▸ AIM OF THE TASK: Copy each line below in which the word "Create" occurs.

═════ DATA PROVIDED ═════

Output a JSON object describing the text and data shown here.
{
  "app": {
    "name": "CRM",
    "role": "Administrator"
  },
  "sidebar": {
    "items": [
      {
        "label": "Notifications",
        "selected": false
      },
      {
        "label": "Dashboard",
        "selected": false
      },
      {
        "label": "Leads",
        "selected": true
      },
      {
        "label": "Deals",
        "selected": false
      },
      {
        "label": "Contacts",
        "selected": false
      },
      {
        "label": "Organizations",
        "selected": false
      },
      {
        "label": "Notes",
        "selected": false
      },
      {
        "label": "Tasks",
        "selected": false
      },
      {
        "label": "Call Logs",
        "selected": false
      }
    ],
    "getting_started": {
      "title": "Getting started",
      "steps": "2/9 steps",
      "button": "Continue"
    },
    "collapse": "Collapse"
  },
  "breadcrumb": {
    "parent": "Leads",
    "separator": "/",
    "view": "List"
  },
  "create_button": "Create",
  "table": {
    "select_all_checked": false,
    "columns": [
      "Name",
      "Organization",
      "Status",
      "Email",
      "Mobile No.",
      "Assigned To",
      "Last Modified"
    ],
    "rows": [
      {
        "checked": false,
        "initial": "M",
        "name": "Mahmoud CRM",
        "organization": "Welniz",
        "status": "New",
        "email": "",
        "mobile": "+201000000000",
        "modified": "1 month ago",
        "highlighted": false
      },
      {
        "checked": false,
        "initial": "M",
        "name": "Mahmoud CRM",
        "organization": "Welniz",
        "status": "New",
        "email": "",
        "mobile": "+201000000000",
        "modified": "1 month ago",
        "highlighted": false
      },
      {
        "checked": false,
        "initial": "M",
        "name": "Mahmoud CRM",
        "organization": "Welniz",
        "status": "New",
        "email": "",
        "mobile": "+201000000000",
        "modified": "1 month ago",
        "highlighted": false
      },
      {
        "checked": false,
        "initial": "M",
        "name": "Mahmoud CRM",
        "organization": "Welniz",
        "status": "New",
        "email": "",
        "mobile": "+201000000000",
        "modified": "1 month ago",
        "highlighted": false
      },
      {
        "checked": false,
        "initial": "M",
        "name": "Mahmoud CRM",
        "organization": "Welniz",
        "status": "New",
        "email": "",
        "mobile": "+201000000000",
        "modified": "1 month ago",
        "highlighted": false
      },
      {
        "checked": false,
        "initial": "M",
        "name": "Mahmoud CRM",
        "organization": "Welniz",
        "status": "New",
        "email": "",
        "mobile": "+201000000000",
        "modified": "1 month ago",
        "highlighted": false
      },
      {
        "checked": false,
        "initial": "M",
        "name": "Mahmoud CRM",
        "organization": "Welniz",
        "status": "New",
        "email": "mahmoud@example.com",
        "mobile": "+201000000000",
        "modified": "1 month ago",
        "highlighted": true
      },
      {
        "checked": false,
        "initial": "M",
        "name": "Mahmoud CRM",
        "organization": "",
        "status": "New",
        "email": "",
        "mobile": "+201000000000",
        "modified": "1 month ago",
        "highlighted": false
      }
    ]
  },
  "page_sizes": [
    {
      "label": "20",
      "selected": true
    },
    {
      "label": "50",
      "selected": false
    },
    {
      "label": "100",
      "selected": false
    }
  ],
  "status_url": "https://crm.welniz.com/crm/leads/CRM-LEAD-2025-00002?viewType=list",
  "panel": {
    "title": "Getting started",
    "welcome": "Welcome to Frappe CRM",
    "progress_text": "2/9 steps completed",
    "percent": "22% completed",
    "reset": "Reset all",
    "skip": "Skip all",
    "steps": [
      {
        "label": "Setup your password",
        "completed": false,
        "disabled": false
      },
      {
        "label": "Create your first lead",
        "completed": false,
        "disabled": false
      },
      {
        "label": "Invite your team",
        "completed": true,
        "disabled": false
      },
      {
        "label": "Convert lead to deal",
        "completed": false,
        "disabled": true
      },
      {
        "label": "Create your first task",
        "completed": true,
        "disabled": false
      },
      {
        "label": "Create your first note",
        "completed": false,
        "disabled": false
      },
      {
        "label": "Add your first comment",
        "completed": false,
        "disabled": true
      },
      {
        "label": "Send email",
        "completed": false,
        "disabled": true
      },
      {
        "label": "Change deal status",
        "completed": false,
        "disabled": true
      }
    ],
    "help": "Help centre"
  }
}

═════

▸ EXERCISE ANSWER:
  "create_button": "Create",
        "label": "Create your first lead",
        "label": "Create your first task",
        "label": "Create your first note",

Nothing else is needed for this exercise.